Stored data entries
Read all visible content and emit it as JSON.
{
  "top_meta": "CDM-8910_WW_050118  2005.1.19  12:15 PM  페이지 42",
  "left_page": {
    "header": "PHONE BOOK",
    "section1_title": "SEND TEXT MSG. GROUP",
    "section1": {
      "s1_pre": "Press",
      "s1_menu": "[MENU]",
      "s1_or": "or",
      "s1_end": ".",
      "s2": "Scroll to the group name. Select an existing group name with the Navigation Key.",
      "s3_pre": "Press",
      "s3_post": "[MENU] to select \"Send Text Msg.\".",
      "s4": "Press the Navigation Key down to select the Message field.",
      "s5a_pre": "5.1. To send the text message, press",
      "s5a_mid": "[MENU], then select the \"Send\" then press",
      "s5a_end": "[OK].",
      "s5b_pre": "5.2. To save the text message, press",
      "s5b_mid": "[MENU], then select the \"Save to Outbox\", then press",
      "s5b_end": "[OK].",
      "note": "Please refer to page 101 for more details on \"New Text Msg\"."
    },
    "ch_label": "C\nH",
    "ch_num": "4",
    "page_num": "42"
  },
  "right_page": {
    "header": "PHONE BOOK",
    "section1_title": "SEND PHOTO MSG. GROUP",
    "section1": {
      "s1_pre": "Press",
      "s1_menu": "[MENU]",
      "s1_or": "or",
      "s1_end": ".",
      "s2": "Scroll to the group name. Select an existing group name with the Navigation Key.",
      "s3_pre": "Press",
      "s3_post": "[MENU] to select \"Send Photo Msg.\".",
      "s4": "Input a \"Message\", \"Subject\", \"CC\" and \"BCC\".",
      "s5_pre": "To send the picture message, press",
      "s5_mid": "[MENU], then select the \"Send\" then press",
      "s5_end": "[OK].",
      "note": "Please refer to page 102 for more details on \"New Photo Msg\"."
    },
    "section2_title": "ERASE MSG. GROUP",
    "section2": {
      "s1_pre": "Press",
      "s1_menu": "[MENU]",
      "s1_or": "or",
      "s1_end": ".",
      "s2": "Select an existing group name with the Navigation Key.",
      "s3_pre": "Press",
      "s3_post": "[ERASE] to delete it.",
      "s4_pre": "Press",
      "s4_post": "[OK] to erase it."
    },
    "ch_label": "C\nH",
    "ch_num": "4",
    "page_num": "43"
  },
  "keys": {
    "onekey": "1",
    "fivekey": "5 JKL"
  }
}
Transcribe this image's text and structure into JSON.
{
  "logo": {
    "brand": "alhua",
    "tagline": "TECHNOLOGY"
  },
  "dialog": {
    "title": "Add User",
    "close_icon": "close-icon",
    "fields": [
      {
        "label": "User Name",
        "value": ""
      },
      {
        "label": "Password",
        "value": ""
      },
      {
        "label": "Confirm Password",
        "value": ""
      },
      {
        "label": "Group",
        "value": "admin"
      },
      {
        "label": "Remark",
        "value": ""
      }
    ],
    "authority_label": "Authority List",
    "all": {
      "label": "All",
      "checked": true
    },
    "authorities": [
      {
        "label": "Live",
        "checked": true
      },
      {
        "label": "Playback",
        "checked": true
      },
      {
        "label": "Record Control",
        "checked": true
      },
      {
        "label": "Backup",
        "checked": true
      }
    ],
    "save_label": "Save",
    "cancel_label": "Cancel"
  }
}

_What you should do_
Repeat every line of the material exactly as given.

_Answer to the problem_
Read all visible content and emit it as JSON.
{
  "top_meta": "CDM-8910_WW_050118  2005.1.19  12:15 PM  페이지 42",
  "left_page": {
    "header": "PHONE BOOK",
    "section1_title": "SEND TEXT MSG. GROUP",
    "section1": {
      "s1_pre": "Press",
      "s1_menu": "[MENU]",
      "s1_or": "or",
      "s1_end": ".",
      "s2": "Scroll to the group name. Select an existing group name with the Navigation Key.",
      "s3_pre": "Press",
      "s3_post": "[MENU] to select \"Send Text Msg.\".",
      "s4": "Press the Navigation Key down to select the Message field.",
      "s5a_pre": "5.1. To send the text message, press",
      "s5a_mid": "[MENU], then select the \"Send\" then press",
      "s5a_end": "[OK].",
      "s5b_pre": "5.2. To save the text message, press",
      "s5b_mid": "[MENU], then select the \"Save to Outbox\", then press",
      "s5b_end": "[OK].",
      "note": "Please refer to page 101 for more details on \"New Text Msg\"."
    },
    "ch_label": "C\nH",
    "ch_num": "4",
    "page_num": "42"
  },
  "right_page": {
    "header": "PHONE BOOK",
    "section1_title": "SEND PHOTO MSG. GROUP",
    "section1": {
      "s1_pre": "Press",
      "s1_menu": "[MENU]",
      "s1_or": "or",
      "s1_end": ".",
      "s2": "Scroll to the group name. Select an existing group name with the Navigation Key.",
      "s3_pre": "Press",
      "s3_post": "[MENU] to select \"Send Photo Msg.\".",
      "s4": "Input a \"Message\", \"Subject\", \"CC\" and \"BCC\".",
      "s5_pre": "To send the picture message, press",
      "s5_mid": "[MENU], then select the \"Send\" then press",
      "s5_end": "[OK].",
      "note": "Please refer to page 102 for more details on \"New Photo Msg\"."
    },
    "section2_title": "ERASE MSG. GROUP",
    "section2": {
      "s1_pre": "Press",
      "s1_menu": "[MENU]",
      "s1_or": "or",
      "s1_end": ".",
      "s2": "Select an existing group name with the Navigation Key.",
      "s3_pre": "Press",
      "s3_post": "[ERASE] to delete it.",
      "s4_pre": "Press",
      "s4_post": "[OK] to erase it."
    },
    "ch_label": "C\nH",
    "ch_num": "4",
    "page_num": "43"
  },
  "keys": {
    "onekey": "1",
    "fivekey": "5 JKL"
  }
}
Transcribe this image's text and structure into JSON.
{
  "logo": {
    "brand": "alhua",
    "tagline": "TECHNOLOGY"
  },
  "dialog": {
    "title": "Add User",
    "close_icon": "close-icon",
    "fields": [
      {
        "label": "User Name",
        "value": ""
      },
      {
        "label": "Password",
        "value": ""
      },
      {
        "label": "Confirm Password",
        "value": ""
      },
      {
        "label": "Group",
        "value": "admin"
      },
      {
        "label": "Remark",
        "value": ""
      }
    ],
    "authority_label": "Authority List",
    "all": {
      "label": "All",
      "checked": true
    },
    "authorities": [
      {
        "label": "Live",
        "checked": true
      },
      {
        "label": "Playback",
        "checked": true
      },
      {
        "label": "Record Control",
        "checked": true
      },
      {
        "label": "Backup",
        "checked": true
      }
    ],
    "save_label": "Save",
    "cancel_label": "Cancel"
  }
}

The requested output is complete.